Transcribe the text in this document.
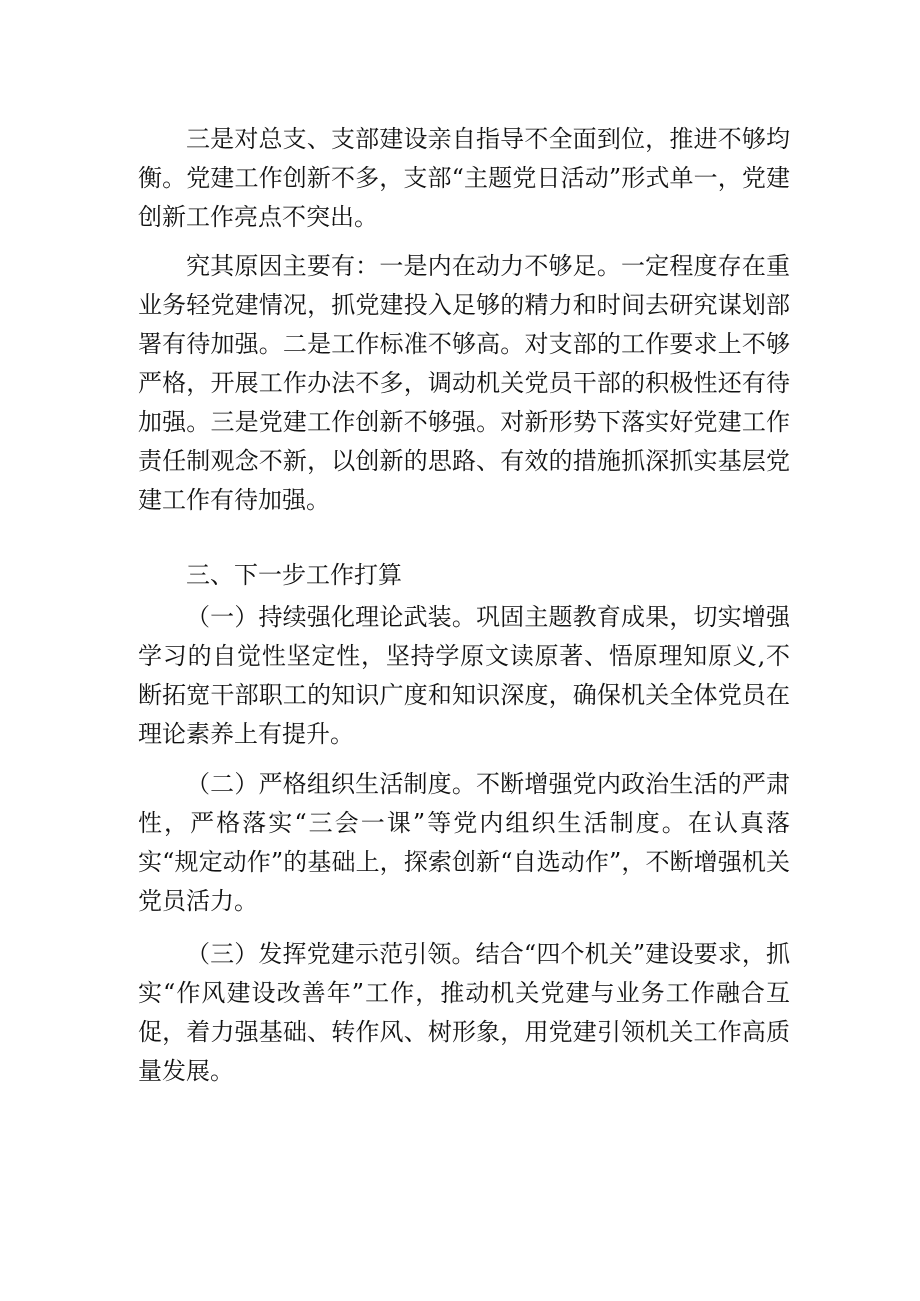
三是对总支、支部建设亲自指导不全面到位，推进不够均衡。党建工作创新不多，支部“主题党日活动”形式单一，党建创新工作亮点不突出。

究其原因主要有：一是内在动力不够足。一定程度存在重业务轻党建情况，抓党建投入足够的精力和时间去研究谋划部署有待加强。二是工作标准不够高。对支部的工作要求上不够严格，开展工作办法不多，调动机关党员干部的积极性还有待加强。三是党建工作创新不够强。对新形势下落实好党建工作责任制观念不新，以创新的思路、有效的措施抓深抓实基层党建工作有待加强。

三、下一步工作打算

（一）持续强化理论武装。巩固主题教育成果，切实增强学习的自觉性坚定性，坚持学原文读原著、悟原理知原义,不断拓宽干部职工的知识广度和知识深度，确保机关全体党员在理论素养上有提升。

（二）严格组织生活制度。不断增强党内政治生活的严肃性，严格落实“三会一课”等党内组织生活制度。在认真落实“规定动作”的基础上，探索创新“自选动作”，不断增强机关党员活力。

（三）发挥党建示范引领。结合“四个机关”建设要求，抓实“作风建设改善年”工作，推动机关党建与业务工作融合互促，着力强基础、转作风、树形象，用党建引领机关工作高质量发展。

-*-*-

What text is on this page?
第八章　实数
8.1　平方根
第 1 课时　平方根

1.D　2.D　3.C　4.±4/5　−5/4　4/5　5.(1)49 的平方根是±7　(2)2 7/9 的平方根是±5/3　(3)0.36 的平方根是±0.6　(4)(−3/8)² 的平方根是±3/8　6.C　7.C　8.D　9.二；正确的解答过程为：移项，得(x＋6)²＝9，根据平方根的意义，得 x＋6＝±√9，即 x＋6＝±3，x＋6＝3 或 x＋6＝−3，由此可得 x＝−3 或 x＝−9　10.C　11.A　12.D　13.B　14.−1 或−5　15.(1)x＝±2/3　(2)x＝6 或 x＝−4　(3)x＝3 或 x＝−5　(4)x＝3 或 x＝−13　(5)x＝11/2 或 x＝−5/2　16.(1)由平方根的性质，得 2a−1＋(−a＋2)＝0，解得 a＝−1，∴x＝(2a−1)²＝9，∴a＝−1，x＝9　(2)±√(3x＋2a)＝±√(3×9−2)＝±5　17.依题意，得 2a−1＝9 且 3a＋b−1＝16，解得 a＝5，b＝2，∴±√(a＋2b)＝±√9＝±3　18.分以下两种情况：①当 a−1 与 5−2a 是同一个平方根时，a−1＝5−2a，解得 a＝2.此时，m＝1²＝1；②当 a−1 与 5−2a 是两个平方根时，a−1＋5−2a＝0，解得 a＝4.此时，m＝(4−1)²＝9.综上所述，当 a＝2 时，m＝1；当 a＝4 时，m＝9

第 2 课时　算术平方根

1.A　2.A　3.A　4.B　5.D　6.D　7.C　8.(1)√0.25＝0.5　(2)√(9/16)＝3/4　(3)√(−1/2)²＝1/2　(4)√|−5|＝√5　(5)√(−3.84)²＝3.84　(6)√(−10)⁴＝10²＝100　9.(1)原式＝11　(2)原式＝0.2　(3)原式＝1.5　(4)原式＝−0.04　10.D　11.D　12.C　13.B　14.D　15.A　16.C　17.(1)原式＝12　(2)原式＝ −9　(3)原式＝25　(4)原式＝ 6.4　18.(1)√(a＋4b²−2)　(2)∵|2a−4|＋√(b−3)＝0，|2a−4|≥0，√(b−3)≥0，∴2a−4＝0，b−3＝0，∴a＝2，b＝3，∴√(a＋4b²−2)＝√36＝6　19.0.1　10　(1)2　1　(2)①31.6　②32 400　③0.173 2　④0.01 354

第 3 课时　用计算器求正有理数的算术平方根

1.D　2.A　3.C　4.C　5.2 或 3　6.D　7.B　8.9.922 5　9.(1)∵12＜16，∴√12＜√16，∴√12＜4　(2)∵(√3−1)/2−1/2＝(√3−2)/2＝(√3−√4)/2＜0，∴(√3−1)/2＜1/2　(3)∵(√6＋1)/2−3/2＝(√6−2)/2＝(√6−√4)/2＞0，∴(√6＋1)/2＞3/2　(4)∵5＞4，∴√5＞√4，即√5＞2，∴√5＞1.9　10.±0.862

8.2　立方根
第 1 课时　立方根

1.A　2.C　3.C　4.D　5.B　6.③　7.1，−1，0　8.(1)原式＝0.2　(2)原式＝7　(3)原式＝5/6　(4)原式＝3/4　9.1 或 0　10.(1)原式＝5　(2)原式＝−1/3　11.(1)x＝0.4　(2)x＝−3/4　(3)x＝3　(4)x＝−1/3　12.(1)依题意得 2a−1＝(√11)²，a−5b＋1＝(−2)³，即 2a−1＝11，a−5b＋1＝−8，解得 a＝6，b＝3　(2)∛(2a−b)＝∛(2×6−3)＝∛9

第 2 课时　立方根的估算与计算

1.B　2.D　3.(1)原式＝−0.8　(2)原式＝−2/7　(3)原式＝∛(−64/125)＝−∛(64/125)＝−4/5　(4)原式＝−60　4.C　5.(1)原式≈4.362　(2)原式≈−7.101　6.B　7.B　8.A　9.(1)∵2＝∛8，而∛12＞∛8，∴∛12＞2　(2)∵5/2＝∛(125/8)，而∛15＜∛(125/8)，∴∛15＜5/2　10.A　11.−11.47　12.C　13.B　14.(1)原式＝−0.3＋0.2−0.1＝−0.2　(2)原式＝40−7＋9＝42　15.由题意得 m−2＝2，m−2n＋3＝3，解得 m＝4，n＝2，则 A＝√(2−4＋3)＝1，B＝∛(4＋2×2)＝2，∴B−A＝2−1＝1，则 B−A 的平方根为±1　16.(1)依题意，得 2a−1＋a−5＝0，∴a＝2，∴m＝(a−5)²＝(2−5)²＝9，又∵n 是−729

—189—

-*-*-

STATED TASK:
Find the lines containing "this" and list every one of them.

TASK OUTPUT:
Transcribe the text in this document.
What text is on this page?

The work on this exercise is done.